* Short problem *
Could you output each line of the data that follows exactly?

* Entries shown *
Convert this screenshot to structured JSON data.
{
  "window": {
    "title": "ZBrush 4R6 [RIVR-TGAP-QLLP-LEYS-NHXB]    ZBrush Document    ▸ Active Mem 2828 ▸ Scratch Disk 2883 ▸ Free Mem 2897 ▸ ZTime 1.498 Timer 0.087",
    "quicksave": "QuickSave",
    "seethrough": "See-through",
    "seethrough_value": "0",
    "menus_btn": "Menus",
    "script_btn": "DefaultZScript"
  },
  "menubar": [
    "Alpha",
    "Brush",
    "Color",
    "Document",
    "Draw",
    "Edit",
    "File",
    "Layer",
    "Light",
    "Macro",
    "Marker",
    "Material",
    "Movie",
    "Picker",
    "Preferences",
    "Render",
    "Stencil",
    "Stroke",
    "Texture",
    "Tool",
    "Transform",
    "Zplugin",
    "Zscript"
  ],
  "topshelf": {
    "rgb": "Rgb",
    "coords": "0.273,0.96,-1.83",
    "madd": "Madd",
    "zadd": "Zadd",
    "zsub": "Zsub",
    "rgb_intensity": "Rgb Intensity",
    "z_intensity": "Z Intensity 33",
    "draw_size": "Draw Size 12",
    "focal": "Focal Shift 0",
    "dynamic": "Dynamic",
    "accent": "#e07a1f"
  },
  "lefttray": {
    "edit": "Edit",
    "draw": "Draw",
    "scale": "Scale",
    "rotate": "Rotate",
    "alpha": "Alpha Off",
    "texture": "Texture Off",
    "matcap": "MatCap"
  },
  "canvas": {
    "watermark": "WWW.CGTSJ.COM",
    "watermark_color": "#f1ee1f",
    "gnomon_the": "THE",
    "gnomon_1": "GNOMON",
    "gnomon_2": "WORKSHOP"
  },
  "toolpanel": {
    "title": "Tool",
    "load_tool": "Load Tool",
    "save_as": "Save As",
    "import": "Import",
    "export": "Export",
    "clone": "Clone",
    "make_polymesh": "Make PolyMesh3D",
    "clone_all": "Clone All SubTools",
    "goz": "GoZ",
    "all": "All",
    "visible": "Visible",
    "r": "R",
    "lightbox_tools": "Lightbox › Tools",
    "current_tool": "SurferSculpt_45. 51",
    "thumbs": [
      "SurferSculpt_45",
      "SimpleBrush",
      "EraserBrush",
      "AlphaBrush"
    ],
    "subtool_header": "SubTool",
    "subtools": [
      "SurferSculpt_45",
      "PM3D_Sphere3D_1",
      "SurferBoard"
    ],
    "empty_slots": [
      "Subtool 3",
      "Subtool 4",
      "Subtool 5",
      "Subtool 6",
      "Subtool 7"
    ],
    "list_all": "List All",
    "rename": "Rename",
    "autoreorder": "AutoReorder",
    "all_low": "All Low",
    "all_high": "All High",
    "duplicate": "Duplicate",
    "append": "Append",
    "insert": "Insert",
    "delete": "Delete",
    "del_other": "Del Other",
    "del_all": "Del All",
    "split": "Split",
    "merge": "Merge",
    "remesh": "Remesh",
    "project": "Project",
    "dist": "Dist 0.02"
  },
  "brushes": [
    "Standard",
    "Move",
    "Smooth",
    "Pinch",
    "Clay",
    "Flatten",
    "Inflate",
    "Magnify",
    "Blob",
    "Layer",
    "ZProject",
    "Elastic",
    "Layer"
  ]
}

* Answer below *
Convert this screenshot to structured JSON data.
{
  "window": {
    "title": "ZBrush 4R6 [RIVR-TGAP-QLLP-LEYS-NHXB]    ZBrush Document    ▸ Active Mem 2828 ▸ Scratch Disk 2883 ▸ Free Mem 2897 ▸ ZTime 1.498 Timer 0.087",
    "quicksave": "QuickSave",
    "seethrough": "See-through",
    "seethrough_value": "0",
    "menus_btn": "Menus",
    "script_btn": "DefaultZScript"
  },
  "menubar": [
    "Alpha",
    "Brush",
    "Color",
    "Document",
    "Draw",
    "Edit",
    "File",
    "Layer",
    "Light",
    "Macro",
    "Marker",
    "Material",
    "Movie",
    "Picker",
    "Preferences",
    "Render",
    "Stencil",
    "Stroke",
    "Texture",
    "Tool",
    "Transform",
    "Zplugin",
    "Zscript"
  ],
  "topshelf": {
    "rgb": "Rgb",
    "coords": "0.273,0.96,-1.83",
    "madd": "Madd",
    "zadd": "Zadd",
    "zsub": "Zsub",
    "rgb_intensity": "Rgb Intensity",
    "z_intensity": "Z Intensity 33",
    "draw_size": "Draw Size 12",
    "focal": "Focal Shift 0",
    "dynamic": "Dynamic",
    "accent": "#e07a1f"
  },
  "lefttray": {
    "edit": "Edit",
    "draw": "Draw",
    "scale": "Scale",
    "rotate": "Rotate",
    "alpha": "Alpha Off",
    "texture": "Texture Off",
    "matcap": "MatCap"
  },
  "canvas": {
    "watermark": "WWW.CGTSJ.COM",
    "watermark_color": "#f1ee1f",
    "gnomon_the": "THE",
    "gnomon_1": "GNOMON",
    "gnomon_2": "WORKSHOP"
  },
  "toolpanel": {
    "title": "Tool",
    "load_tool": "Load Tool",
    "save_as": "Save As",
    "import": "Import",
    "export": "Export",
    "clone": "Clone",
    "make_polymesh": "Make PolyMesh3D",
    "clone_all": "Clone All SubTools",
    "goz": "GoZ",
    "all": "All",
    "visible": "Visible",
    "r": "R",
    "lightbox_tools": "Lightbox › Tools",
    "current_tool": "SurferSculpt_45. 51",
    "thumbs": [
      "SurferSculpt_45",
      "SimpleBrush",
      "EraserBrush",
      "AlphaBrush"
    ],
    "subtool_header": "SubTool",
    "subtools": [
      "SurferSculpt_45",
      "PM3D_Sphere3D_1",
      "SurferBoard"
    ],
    "empty_slots": [
      "Subtool 3",
      "Subtool 4",
      "Subtool 5",
      "Subtool 6",
      "Subtool 7"
    ],
    "list_all": "List All",
    "rename": "Rename",
    "autoreorder": "AutoReorder",
    "all_low": "All Low",
    "all_high": "All High",
    "duplicate": "Duplicate",
    "append": "Append",
    "insert": "Insert",
    "delete": "Delete",
    "del_other": "Del Other",
    "del_all": "Del All",
    "split": "Split",
    "merge": "Merge",
    "remesh": "Remesh",
    "project": "Project",
    "dist": "Dist 0.02"
  },
  "brushes": [
    "Standard",
    "Move",
    "Smooth",
    "Pinch",
    "Clay",
    "Flatten",
    "Inflate",
    "Magnify",
    "Blob",
    "Layer",
    "ZProject",
    "Elastic",
    "Layer"
  ]
}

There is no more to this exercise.